* [DIRECTION]: Keep every line where the word "Clemenceau" appears; drop the rest.

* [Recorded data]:
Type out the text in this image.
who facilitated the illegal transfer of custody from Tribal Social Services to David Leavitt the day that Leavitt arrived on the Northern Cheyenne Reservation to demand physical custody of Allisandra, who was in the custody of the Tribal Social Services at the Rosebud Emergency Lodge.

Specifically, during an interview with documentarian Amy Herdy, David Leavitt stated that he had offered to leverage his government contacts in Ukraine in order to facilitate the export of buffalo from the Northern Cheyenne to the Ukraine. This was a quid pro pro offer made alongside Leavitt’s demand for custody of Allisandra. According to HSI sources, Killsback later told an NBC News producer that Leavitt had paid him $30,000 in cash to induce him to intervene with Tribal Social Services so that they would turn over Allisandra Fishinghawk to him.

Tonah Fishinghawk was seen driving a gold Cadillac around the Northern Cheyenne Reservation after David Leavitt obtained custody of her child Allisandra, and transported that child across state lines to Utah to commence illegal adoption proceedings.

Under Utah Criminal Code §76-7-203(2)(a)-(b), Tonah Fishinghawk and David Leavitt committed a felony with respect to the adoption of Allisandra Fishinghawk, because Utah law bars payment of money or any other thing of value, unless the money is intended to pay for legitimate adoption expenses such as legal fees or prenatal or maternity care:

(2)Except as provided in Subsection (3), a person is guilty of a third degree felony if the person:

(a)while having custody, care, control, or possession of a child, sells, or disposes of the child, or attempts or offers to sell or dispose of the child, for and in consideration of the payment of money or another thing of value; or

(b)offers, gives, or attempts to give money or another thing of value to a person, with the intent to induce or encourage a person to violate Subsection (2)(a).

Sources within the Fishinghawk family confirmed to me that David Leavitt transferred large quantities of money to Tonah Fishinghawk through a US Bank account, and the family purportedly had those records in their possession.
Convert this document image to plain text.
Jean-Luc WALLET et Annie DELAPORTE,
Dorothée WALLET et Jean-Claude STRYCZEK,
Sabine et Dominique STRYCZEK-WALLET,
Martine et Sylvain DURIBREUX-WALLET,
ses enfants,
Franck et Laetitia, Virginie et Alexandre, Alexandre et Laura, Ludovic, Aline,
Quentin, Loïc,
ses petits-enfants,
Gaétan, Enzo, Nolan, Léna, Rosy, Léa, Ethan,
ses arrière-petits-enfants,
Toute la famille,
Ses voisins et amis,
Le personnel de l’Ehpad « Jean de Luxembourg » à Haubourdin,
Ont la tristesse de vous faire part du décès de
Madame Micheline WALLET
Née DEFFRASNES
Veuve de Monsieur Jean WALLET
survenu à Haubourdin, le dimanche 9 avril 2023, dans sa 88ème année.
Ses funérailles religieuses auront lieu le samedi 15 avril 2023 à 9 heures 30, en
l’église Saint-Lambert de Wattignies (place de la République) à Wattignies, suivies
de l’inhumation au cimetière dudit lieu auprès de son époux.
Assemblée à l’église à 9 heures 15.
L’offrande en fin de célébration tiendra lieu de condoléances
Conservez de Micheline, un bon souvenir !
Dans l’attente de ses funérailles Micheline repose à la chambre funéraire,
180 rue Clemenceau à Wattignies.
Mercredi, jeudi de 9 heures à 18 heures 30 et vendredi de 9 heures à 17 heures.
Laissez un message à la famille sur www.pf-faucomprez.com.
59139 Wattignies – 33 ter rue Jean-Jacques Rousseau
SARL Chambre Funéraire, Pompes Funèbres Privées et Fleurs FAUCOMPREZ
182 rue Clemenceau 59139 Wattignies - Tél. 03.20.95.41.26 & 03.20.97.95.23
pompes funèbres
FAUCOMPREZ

* [IN RESPONSE]:
180 rue Clemenceau à Wattignies.
182 rue Clemenceau 59139 Wattignies - Tél. 03.20.95.41.26 & 03.20.97.95.23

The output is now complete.